··· Data provided ···

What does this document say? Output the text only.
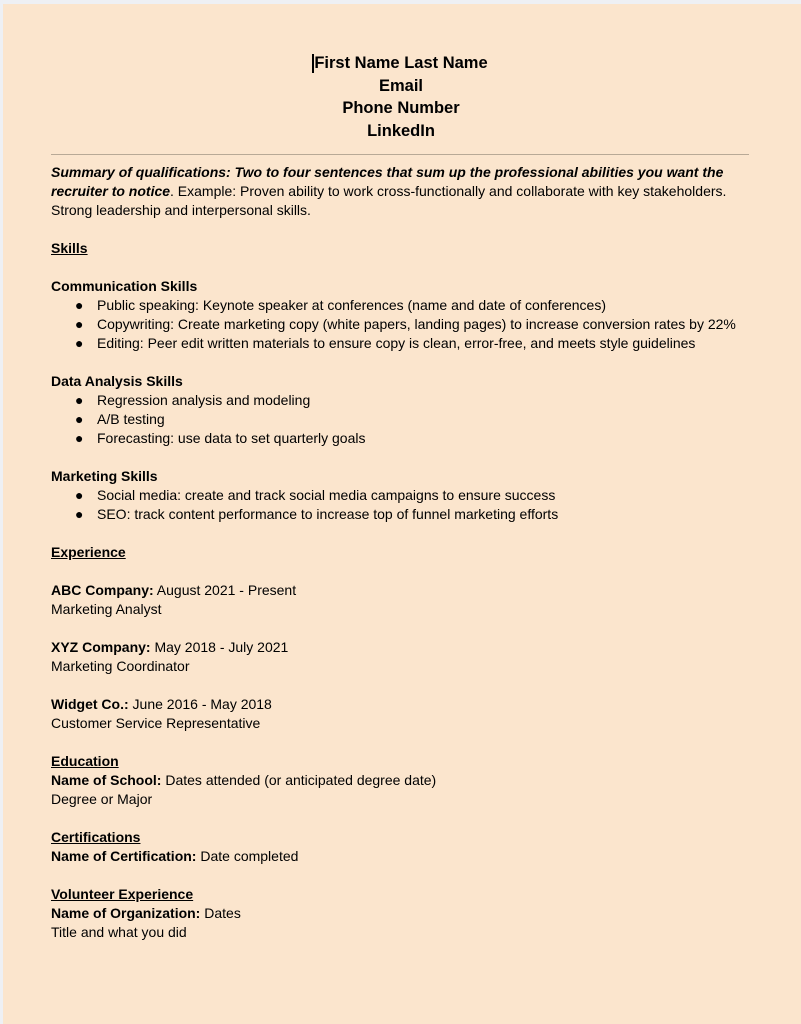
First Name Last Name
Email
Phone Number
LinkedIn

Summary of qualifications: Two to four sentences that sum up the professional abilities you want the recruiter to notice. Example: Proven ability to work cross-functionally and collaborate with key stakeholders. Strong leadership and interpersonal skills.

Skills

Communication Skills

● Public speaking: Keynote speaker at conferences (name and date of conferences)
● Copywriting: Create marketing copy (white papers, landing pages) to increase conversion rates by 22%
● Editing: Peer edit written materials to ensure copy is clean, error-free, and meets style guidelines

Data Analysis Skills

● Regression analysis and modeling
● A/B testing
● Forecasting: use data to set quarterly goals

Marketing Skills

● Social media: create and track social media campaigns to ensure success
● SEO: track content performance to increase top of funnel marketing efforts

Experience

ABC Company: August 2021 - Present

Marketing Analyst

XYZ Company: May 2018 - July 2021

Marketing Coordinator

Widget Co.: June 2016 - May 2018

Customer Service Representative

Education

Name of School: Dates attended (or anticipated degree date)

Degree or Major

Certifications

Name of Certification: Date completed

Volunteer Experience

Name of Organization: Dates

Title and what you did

···

Exercise description >>
Go through the material above and count the lines that include "Company". Give the number alone.

Solution >>
2